RAW DATA:
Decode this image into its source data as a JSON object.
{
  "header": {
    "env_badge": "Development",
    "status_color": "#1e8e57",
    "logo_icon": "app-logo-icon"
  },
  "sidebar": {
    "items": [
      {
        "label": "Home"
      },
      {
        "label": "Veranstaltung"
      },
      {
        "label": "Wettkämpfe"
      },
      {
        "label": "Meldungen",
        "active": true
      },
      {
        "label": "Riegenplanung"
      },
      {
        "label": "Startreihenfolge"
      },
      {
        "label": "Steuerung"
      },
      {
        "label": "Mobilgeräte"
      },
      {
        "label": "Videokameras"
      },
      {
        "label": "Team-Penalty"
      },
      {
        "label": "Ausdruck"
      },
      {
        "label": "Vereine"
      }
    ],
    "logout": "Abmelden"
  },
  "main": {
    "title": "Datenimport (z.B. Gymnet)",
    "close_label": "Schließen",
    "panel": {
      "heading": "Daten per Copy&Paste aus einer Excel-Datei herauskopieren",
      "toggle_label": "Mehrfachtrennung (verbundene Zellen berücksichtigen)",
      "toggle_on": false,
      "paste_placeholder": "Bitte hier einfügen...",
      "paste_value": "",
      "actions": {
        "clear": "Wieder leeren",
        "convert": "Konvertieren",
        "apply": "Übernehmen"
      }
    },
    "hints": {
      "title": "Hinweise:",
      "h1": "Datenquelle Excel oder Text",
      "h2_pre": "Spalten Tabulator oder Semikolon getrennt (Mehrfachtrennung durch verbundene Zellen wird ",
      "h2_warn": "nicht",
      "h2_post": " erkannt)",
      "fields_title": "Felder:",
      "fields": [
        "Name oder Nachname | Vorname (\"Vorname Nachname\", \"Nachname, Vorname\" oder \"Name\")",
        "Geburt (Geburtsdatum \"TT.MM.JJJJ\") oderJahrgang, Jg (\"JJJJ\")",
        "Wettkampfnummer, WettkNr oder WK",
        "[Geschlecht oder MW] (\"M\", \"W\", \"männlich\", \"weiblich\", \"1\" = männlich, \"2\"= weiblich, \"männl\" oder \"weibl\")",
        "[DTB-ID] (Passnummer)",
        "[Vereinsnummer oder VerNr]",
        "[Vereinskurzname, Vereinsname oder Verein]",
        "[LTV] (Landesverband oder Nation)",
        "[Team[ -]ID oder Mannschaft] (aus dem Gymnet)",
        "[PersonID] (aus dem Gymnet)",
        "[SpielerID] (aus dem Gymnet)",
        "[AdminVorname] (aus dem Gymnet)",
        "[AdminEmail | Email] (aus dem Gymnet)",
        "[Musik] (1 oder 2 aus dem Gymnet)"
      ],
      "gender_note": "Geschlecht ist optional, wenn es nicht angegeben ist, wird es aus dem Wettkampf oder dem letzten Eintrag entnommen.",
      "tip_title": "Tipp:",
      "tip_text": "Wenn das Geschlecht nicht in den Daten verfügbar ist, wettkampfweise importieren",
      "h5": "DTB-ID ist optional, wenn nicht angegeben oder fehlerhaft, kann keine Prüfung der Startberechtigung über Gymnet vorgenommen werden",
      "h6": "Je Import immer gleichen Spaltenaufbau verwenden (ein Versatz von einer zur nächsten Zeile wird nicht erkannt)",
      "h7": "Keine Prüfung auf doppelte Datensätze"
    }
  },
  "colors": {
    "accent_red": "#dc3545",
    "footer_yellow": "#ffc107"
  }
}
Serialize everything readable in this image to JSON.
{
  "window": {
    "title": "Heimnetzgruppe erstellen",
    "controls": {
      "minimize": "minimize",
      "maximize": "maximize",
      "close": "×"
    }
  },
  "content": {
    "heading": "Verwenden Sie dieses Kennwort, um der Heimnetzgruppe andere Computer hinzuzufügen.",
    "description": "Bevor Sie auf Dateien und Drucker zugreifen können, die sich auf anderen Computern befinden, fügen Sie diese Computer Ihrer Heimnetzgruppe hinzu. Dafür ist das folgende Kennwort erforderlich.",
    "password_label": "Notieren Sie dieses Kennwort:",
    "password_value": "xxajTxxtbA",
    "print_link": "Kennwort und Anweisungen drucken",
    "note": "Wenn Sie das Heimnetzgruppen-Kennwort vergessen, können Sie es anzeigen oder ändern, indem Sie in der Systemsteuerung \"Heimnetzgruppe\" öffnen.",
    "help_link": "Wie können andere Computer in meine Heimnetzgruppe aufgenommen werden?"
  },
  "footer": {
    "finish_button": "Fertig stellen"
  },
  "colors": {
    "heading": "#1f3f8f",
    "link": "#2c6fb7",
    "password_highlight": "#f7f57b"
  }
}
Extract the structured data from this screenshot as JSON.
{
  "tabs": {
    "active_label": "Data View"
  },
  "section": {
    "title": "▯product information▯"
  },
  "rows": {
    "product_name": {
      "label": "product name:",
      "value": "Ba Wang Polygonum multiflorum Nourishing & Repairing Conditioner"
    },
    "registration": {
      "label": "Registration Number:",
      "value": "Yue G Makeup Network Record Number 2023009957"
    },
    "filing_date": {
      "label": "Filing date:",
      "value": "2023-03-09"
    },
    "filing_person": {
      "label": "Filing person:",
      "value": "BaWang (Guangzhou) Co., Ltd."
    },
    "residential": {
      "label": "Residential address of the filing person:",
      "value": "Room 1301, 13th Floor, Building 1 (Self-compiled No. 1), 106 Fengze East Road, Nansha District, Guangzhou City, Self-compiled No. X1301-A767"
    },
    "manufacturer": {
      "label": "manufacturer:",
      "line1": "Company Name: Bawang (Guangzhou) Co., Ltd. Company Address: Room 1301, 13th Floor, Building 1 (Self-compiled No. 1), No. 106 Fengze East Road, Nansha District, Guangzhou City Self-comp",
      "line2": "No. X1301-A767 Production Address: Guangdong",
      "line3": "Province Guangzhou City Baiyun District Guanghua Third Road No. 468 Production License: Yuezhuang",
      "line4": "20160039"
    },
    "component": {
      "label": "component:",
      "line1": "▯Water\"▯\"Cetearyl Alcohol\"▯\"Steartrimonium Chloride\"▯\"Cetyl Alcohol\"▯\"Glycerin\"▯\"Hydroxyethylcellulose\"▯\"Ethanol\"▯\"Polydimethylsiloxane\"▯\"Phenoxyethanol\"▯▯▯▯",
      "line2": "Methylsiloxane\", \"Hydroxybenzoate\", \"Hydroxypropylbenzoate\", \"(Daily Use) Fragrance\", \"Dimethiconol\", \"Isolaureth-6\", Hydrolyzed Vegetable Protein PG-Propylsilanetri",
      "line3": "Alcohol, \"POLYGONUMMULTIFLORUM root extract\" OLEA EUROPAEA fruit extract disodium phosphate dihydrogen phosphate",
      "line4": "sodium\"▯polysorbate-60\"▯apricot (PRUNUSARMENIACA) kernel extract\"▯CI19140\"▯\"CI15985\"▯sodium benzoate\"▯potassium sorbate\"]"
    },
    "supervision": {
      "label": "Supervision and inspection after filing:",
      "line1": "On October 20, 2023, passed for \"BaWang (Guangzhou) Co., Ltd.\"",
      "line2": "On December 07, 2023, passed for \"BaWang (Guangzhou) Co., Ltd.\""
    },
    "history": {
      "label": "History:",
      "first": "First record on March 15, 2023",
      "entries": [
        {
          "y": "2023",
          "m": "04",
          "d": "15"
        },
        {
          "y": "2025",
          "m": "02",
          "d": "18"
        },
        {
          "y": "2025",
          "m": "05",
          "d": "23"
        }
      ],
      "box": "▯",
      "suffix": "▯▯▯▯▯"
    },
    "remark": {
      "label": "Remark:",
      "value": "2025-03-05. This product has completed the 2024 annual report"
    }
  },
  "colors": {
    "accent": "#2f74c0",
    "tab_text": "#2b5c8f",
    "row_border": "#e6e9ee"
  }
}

WORK TO COMPLETE: Which lines above include the word "verbundene"? Show each one.

ANSWER FOR THE TASK:
      "toggle_label": "Mehrfachtrennung (verbundene Zellen berücksichtigen)",
      "h2_pre": "Spalten Tabulator oder Semikolon getrennt (Mehrfachtrennung durch verbundene Zellen wird ",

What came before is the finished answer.